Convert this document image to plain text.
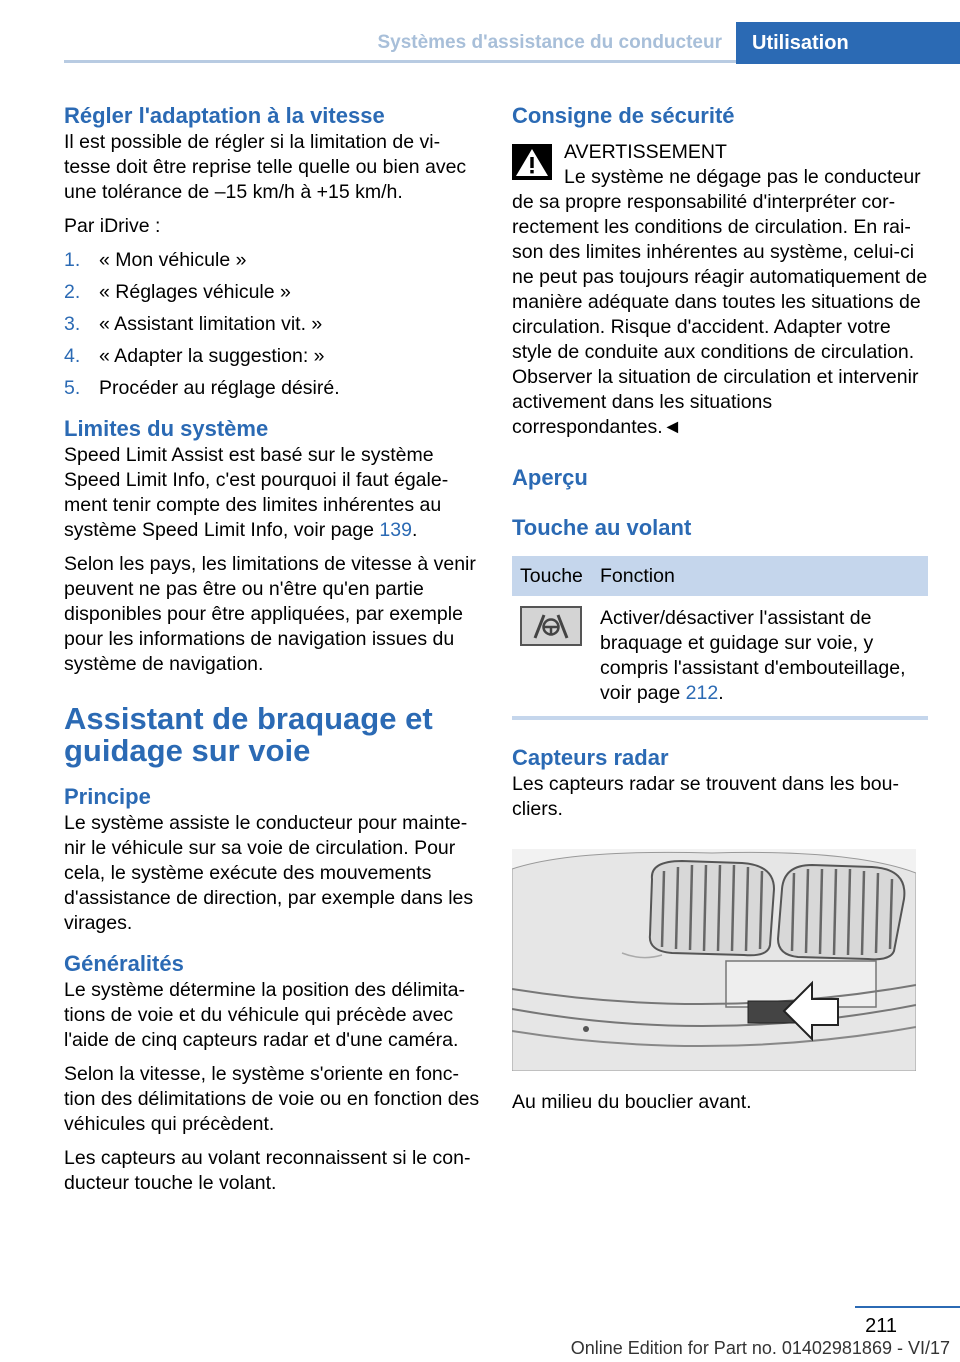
Systèmes d'assistance du conducteur	Utilisation
Régler l'adaptation à la vitesse

Il est possible de régler si la limitation de vitesse doit être reprise telle quelle ou bien avec une tolérance de –15 km/h à +15 km/h.

Par iDrive :

1. « Mon véhicule »
2. « Réglages véhicule »
3. « Assistant limitation vit. »
4. « Adapter la suggestion: »
5. Procéder au réglage désiré.
Limites du système

Speed Limit Assist est basé sur le système Speed Limit Info, c'est pourquoi il faut également tenir compte des limites inhérentes au système Speed Limit Info, voir page 139.

Selon les pays, les limitations de vitesse à venir peuvent ne pas être ou n'être qu'en partie disponibles pour être appliquées, par exemple pour les informations de navigation issues du système de navigation.

Assistant de braquage et guidage sur voie
Principe

Le système assiste le conducteur pour maintenir le véhicule sur sa voie de circulation. Pour cela, le système exécute des mouvements d'assistance de direction, par exemple dans les virages.

Généralités

Le système détermine la position des délimitations de voie et du véhicule qui précède avec l'aide de cinq capteurs radar et d'une caméra.

Selon la vitesse, le système s'oriente en fonction des délimitations de voie ou en fonction des véhicules qui précèdent.

Les capteurs au volant reconnaissent si le conducteur touche le volant.

Consigne de sécurité
AVERTISSEMENT

Le système ne dégage pas le conducteur de sa propre responsabilité d'interpréter correctement les conditions de circulation. En raison des limites inhérentes au système, celui-ci ne peut pas toujours réagir automatiquement de manière adéquate dans toutes les situations de circulation. Risque d'accident. Adapter votre style de conduite aux conditions de circulation. Observer la situation de circulation et intervenir activement dans les situations correspondantes.◄

Aperçu
Touche au volant
Touche	Fonction

	Activer/désactiver l'assistant de braquage et guidage sur voie, y compris l'assistant d'embouteillage, voir page 212.
Capteurs radar

Les capteurs radar se trouvent dans les boucliers.

Au milieu du bouclier avant.

211
Online Edition for Part no. 01402981869 - VI/17
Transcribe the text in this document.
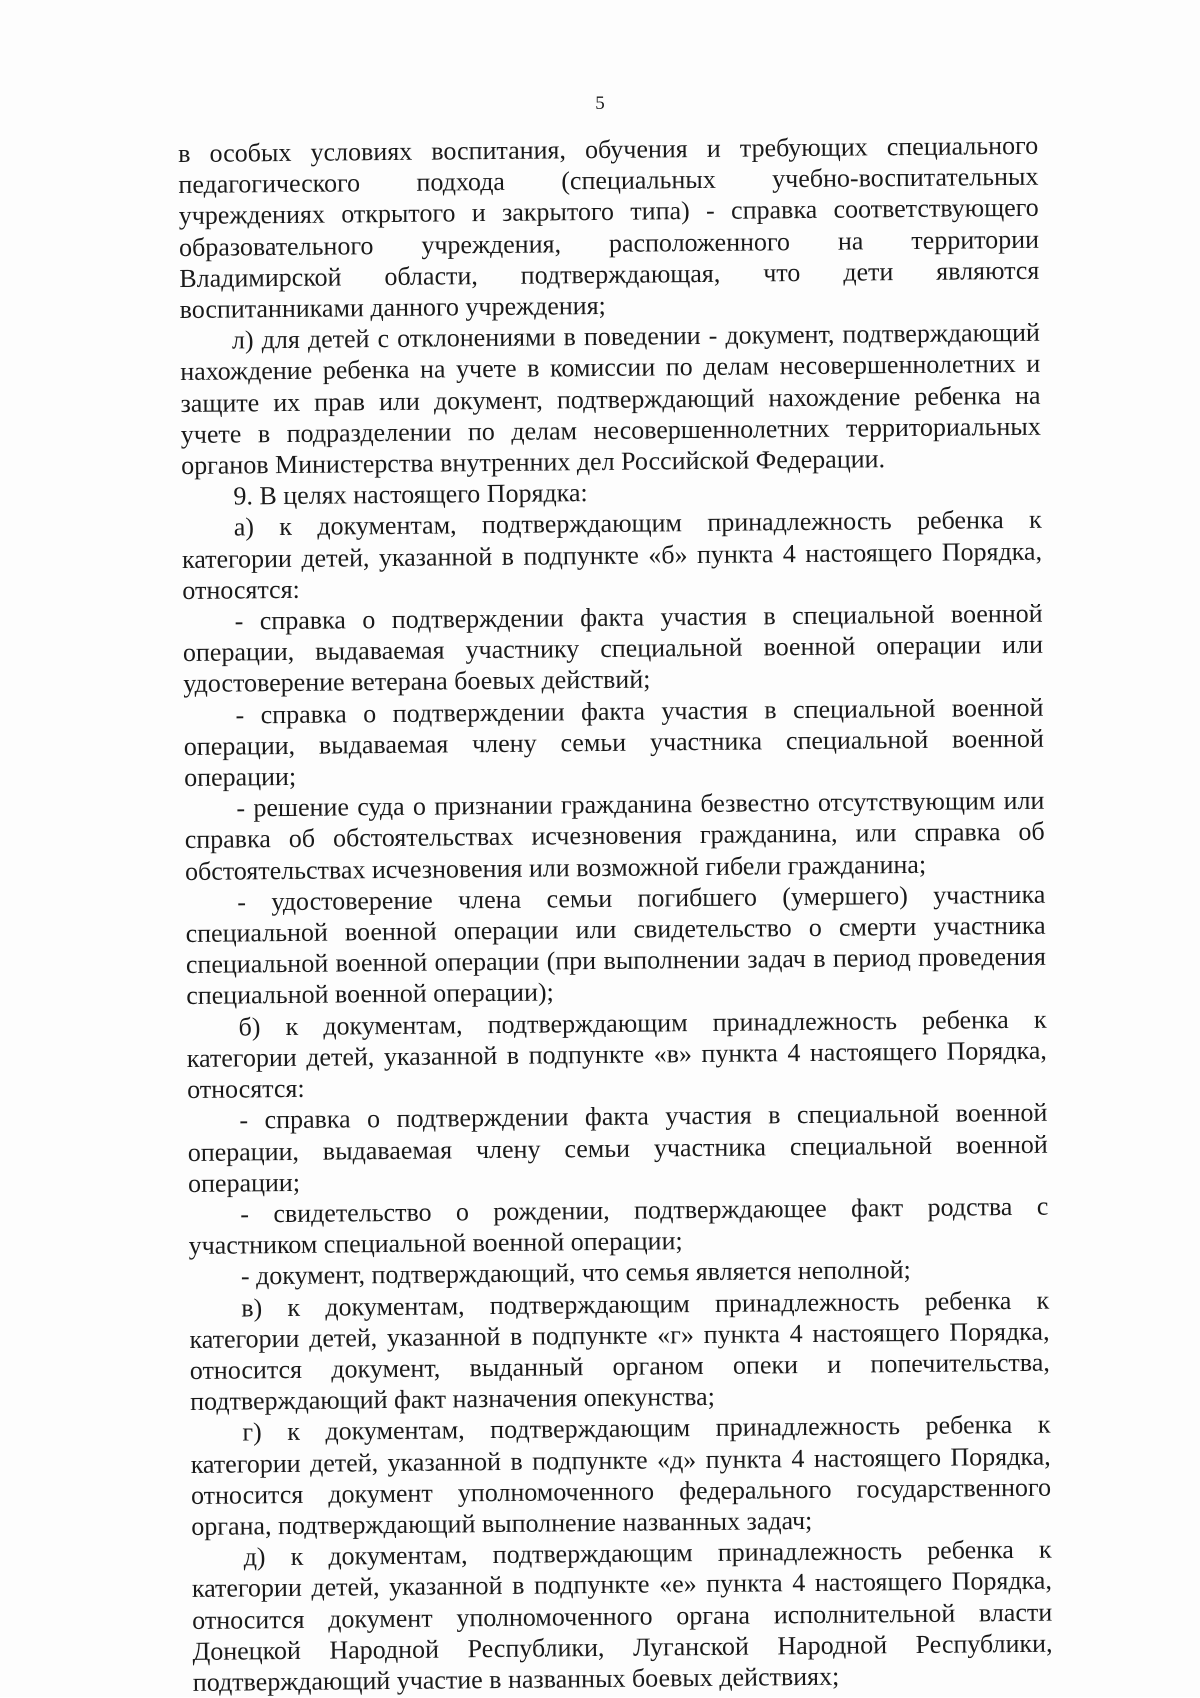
5

в особых условиях воспитания, обучения и требующих специального педагогического подхода (специальных учебно-воспитательных учреждениях открытого и закрытого типа) - справка соответствующего образовательного учреждения, расположенного на территории Владимирской области, подтверждающая, что дети являются воспитанниками данного учреждения;

л) для детей с отклонениями в поведении - документ, подтверждающий нахождение ребенка на учете в комиссии по делам несовершеннолетних и защите их прав или документ, подтверждающий нахождение ребенка на учете в подразделении по делам несовершеннолетних территориальных органов Министерства внутренних дел Российской Федерации.

9. В целях настоящего Порядка:

а) к документам, подтверждающим принадлежность ребенка к категории детей, указанной в подпункте «б» пункта 4 настоящего Порядка, относятся:

- справка о подтверждении факта участия в специальной военной операции, выдаваемая участнику специальной военной операции или удостоверение ветерана боевых действий;

- справка о подтверждении факта участия в специальной военной операции, выдаваемая члену семьи участника специальной военной операции;

- решение суда о признании гражданина безвестно отсутствующим или справка об обстоятельствах исчезновения гражданина, или справка об обстоятельствах исчезновения или возможной гибели гражданина;

- удостоверение члена семьи погибшего (умершего) участника специальной военной операции или свидетельство о смерти участника специальной военной операции (при выполнении задач в период проведения специальной военной операции);

б) к документам, подтверждающим принадлежность ребенка к категории детей, указанной в подпункте «в» пункта 4 настоящего Порядка, относятся:

- справка о подтверждении факта участия в специальной военной операции, выдаваемая члену семьи участника специальной военной операции;

- свидетельство о рождении, подтверждающее факт родства с участником специальной военной операции;

- документ, подтверждающий, что семья является неполной;

в) к документам, подтверждающим принадлежность ребенка к категории детей, указанной в подпункте «г» пункта 4 настоящего Порядка, относится документ, выданный органом опеки и попечительства, подтверждающий факт назначения опекунства;

г) к документам, подтверждающим принадлежность ребенка к категории детей, указанной в подпункте «д» пункта 4 настоящего Порядка, относится документ уполномоченного федерального государственного органа, подтверждающий выполнение названных задач;

д) к документам, подтверждающим принадлежность ребенка к категории детей, указанной в подпункте «е» пункта 4 настоящего Порядка, относится документ уполномоченного органа исполнительной власти Донецкой Народной Республики, Луганской Народной Республики, подтверждающий участие в названных боевых действиях;
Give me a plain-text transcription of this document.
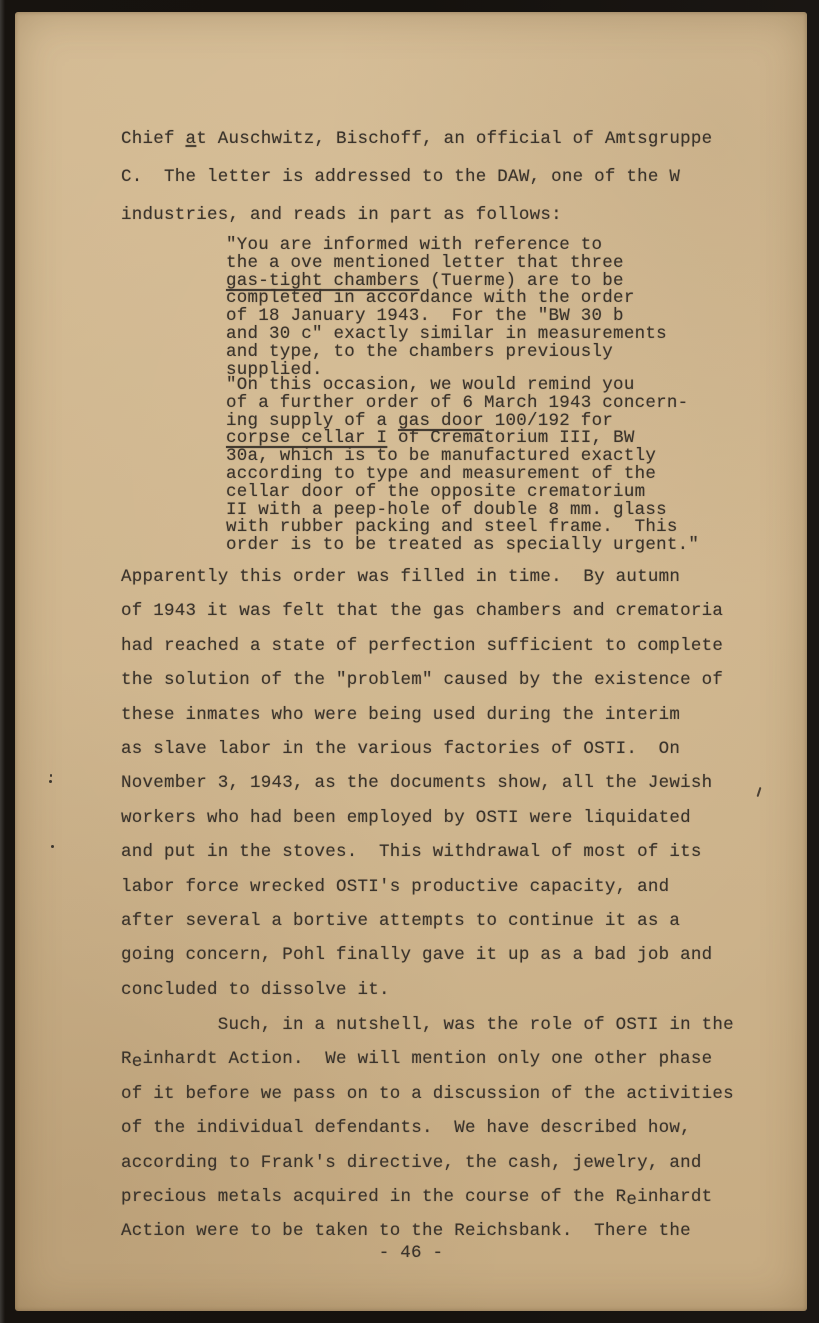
Chief at Auschwitz, Bischoff, an official of Amtsgruppe
C.  The letter is addressed to the DAW, one of the W
industries, and reads in part as follows:
"You are informed with reference to
the a ove mentioned letter that three
gas-tight chambers (Tuerme) are to be
completed in accordance with the order
of 18 January 1943.  For the "BW 30 b
and 30 c" exactly similar in measurements
and type, to the chambers previously
supplied.
"On this occasion, we would remind you
of a further order of 6 March 1943 concern-
ing supply of a gas door 100/192 for
corpse cellar I of Crematorium III, BW
30a, which is to be manufactured exactly
according to type and measurement of the
cellar door of the opposite crematorium
II with a peep-hole of double 8 mm. glass
with rubber packing and steel frame.  This
order is to be treated as specially urgent."
Apparently this order was filled in time.  By autumn
of 1943 it was felt that the gas chambers and crematoria
had reached a state of perfection sufficient to complete
the solution of the "problem" caused by the existence of
these inmates who were being used during the interim
as slave labor in the various factories of OSTI.  On
November 3, 1943, as the documents show, all the Jewish
workers who had been employed by OSTI were liquidated
and put in the stoves.  This withdrawal of most of its
labor force wrecked OSTI's productive capacity, and
after several a bortive attempts to continue it as a
going concern, Pohl finally gave it up as a bad job and
concluded to dissolve it.
Such, in a nutshell, was the role of OSTI in the
Reinhardt Action.  We will mention only one other phase
of it before we pass on to a discussion of the activities
of the individual defendants.  We have described how,
according to Frank's directive, the cash, jewelry, and
precious metals acquired in the course of the Reinhardt
Action were to be taken to the Reichsbank.  There the
- 46 -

---

## Work to be completed
Track down every line with the word "названных" and copy it.

## Correct result
г) к документам, подтверждающим принадлежность ребенка к категории детей, указанной в подпункте «д» пункта 4 настоящего Порядка, относится документ уполномоченного федерального государственного органа, подтверждающий выполнение названных задач;
д) к документам, подтверждающим принадлежность ребенка к категории детей, указанной в подпункте «е» пункта 4 настоящего Порядка, относится документ уполномоченного органа исполнительной власти Донецкой Народной Республики, Луганской Народной Республики, подтверждающий участие в названных боевых действиях;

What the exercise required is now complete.